**TASK BRIEF**
Please rewrite the stretch of rows from the very first one through the one containing "svg-text:100 μm: 100 μm xyxy=(258,438,282,446)", swapping "location" for "position" and changing nothing else.

━━━━━━━━━━

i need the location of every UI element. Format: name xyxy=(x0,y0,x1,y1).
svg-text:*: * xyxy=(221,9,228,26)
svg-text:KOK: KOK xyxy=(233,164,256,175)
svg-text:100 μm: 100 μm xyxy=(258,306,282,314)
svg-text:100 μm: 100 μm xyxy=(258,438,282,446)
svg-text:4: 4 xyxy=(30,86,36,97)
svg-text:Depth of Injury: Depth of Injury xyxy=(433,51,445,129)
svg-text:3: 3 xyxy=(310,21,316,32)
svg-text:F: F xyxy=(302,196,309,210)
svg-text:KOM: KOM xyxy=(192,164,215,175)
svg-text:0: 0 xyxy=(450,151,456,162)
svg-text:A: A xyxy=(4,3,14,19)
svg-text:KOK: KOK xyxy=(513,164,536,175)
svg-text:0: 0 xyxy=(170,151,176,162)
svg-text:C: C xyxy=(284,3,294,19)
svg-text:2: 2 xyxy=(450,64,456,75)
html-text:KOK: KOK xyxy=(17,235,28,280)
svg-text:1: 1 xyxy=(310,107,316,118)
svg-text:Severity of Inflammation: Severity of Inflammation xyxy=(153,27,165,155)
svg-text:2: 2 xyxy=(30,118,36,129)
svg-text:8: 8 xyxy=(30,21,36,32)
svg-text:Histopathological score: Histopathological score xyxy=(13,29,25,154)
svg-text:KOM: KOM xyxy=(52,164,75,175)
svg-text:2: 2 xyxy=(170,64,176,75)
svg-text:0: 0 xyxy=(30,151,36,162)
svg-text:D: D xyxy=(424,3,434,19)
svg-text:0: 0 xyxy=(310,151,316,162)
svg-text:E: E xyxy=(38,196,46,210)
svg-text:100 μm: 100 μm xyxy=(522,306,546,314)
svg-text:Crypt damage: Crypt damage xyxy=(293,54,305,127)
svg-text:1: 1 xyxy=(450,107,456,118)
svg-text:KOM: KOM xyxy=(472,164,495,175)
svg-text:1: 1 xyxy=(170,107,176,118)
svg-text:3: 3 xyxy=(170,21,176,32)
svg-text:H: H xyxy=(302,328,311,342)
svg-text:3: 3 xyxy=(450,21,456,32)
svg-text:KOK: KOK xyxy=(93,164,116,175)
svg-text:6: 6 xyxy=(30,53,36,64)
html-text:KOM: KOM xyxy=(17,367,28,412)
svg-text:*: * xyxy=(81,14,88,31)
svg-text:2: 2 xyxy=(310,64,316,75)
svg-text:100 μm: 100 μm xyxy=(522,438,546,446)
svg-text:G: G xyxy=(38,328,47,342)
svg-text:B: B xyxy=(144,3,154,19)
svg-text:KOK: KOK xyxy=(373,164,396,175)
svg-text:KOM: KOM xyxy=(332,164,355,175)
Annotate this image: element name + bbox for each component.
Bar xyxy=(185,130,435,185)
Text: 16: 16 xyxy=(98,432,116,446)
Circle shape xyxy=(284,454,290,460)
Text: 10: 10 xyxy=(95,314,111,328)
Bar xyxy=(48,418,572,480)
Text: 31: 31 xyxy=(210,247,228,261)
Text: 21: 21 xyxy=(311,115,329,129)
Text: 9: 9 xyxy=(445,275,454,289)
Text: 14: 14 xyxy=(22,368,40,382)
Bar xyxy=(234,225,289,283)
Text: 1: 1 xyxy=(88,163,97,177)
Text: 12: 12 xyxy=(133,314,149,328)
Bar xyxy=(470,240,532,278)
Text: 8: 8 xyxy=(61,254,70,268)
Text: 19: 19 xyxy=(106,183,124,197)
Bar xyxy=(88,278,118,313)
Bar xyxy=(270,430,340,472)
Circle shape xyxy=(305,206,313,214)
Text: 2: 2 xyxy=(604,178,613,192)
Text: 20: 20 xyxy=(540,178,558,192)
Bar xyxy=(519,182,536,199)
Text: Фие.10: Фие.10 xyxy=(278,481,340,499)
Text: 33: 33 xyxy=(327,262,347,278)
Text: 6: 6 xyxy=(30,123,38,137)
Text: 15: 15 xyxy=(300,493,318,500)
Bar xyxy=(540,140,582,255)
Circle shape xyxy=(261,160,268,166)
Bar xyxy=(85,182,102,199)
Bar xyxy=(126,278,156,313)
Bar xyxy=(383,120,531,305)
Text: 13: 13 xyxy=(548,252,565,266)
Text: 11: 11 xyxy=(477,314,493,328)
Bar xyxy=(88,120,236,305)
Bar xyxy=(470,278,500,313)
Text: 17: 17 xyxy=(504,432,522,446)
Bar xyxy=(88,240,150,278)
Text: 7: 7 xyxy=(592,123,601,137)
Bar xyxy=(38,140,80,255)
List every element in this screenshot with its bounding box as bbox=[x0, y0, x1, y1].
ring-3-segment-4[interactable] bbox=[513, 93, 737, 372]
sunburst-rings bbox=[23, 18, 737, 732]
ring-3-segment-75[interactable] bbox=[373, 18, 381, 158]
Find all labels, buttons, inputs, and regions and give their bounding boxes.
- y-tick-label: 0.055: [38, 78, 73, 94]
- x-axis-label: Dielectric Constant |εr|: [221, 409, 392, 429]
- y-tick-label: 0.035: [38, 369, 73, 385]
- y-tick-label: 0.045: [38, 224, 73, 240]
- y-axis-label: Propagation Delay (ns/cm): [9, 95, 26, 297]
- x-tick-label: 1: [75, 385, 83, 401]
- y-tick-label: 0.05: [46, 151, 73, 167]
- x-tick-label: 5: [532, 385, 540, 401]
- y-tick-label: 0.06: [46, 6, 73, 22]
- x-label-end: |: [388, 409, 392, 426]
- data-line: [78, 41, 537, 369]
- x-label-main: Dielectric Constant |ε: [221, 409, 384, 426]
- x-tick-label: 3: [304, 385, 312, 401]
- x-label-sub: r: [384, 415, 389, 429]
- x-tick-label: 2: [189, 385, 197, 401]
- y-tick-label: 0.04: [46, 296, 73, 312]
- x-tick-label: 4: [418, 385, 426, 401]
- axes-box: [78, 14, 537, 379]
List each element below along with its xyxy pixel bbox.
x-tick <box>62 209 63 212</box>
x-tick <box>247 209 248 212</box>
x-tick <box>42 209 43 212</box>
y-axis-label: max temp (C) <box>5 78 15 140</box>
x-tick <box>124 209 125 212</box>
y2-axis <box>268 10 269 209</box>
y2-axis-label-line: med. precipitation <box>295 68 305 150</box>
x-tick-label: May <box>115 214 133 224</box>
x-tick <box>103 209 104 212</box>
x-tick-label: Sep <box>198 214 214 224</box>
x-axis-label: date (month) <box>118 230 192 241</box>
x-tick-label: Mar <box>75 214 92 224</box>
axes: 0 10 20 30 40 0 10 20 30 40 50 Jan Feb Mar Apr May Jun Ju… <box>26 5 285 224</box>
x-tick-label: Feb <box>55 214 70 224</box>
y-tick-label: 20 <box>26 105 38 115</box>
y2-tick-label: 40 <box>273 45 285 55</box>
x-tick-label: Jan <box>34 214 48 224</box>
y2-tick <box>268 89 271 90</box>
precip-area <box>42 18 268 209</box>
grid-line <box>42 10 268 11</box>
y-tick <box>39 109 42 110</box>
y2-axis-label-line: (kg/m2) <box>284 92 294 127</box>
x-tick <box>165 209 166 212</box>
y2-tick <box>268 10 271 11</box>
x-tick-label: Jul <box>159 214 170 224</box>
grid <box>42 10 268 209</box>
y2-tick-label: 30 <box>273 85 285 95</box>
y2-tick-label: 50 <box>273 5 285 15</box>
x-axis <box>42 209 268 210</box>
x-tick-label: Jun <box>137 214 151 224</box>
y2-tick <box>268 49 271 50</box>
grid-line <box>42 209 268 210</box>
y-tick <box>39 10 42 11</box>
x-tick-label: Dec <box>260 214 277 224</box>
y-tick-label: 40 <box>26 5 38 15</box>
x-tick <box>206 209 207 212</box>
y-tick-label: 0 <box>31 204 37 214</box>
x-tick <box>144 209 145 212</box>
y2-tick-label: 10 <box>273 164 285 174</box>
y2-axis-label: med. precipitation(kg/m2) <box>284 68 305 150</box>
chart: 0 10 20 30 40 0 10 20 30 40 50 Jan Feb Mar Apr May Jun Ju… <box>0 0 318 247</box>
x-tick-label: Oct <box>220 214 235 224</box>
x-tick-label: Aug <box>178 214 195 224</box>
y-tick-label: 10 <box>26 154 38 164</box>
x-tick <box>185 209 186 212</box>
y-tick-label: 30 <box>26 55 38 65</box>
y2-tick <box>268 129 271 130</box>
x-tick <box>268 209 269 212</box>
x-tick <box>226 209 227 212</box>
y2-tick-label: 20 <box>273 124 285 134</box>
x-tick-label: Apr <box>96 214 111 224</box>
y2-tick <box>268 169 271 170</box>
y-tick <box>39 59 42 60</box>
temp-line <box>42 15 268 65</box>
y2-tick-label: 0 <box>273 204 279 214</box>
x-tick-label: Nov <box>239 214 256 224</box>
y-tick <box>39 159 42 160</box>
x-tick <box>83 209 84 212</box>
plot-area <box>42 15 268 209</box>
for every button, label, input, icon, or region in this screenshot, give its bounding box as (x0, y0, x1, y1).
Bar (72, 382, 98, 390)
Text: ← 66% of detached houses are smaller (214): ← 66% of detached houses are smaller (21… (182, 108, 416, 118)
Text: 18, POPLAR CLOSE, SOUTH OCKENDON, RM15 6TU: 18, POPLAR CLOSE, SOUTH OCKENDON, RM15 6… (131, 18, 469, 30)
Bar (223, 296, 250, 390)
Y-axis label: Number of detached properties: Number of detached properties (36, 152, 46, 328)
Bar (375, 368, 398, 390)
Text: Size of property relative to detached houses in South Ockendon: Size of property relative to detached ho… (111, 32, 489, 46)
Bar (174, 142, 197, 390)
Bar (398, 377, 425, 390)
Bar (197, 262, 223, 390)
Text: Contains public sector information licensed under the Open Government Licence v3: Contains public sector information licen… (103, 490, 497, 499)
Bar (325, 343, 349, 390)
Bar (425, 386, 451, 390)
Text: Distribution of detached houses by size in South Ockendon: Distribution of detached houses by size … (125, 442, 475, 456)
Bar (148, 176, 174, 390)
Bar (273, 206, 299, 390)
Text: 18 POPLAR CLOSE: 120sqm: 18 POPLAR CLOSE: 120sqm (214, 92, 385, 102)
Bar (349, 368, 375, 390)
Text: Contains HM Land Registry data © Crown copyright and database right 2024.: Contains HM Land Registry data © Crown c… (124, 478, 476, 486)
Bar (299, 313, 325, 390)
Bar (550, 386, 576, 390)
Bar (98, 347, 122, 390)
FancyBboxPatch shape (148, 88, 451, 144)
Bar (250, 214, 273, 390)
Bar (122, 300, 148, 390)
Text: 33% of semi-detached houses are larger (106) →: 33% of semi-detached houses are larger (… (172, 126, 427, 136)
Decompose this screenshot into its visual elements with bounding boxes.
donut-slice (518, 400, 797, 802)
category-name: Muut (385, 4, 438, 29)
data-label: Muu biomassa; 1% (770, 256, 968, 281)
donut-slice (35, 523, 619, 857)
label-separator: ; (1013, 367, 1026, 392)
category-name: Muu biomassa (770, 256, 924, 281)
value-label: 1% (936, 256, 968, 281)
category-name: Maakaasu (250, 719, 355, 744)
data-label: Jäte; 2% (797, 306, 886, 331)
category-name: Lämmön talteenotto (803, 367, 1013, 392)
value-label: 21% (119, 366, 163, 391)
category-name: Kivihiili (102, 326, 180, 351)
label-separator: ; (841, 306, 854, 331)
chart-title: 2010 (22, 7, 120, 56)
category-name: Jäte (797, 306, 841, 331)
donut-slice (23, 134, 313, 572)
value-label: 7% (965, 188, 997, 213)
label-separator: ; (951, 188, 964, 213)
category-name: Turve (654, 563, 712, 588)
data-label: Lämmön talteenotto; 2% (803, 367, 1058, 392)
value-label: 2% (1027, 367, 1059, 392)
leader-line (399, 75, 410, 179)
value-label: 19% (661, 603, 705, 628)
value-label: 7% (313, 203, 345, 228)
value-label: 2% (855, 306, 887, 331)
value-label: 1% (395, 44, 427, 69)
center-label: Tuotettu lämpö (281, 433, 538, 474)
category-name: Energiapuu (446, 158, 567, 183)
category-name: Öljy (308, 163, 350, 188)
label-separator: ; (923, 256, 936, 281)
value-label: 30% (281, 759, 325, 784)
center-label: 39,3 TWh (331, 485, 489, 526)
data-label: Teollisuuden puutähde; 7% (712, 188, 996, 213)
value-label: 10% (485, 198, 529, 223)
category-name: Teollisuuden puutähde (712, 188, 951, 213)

━━━━━━━━━━

**FULL ANSWER**
i need the position of every UI element. Format: name xyxy=(x0,y0,x1,y1).
svg-text:*: * xyxy=(221,9,228,26)
svg-text:KOK: KOK xyxy=(233,164,256,175)
svg-text:100 μm: 100 μm xyxy=(258,306,282,314)
svg-text:100 μm: 100 μm xyxy=(258,438,282,446)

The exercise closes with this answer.